[Problem to work on]
Output, word for word, every line from the line with "Type out the text in this image." through the final line of the data below.

[Supplied data]
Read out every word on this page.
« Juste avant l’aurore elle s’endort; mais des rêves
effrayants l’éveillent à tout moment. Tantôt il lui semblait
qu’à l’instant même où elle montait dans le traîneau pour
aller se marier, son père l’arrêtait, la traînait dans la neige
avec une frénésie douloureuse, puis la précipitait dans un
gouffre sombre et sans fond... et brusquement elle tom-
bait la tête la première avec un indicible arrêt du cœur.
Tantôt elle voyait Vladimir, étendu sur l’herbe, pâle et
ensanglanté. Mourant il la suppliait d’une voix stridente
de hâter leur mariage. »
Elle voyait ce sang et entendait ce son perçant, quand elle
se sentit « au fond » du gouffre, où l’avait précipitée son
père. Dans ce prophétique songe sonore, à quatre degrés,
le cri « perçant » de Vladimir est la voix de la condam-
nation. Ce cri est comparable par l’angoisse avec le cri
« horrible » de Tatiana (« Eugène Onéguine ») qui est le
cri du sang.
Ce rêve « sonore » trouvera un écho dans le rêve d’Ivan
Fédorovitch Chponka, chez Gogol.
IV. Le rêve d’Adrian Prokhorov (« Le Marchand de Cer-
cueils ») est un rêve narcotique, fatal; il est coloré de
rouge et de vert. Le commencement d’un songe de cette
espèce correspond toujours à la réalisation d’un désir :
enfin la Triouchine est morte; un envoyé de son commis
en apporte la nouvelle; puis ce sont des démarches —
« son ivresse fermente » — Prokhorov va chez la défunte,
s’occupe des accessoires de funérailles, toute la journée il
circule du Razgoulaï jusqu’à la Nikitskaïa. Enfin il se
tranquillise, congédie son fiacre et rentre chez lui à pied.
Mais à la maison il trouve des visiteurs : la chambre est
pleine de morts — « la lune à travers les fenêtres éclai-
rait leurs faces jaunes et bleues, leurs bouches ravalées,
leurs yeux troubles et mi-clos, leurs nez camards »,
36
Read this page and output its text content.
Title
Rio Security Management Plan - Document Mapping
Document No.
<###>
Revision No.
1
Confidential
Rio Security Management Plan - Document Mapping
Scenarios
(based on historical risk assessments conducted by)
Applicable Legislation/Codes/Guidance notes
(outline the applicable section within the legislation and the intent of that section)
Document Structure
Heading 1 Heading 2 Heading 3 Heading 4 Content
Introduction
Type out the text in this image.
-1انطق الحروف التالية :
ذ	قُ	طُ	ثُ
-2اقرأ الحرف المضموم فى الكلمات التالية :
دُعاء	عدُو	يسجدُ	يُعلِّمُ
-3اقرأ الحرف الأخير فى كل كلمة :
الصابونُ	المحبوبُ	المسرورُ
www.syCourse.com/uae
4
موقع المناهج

[Problem solution]
Type out the text in this image.
-1انطق الحروف التالية :
ذ	قُ	طُ	ثُ
-2اقرأ الحرف المضموم فى الكلمات التالية :
دُعاء	عدُو	يسجدُ	يُعلِّمُ
-3اقرأ الحرف الأخير فى كل كلمة :
الصابونُ	المحبوبُ	المسرورُ
www.syCourse.com/uae
4
موقع المناهج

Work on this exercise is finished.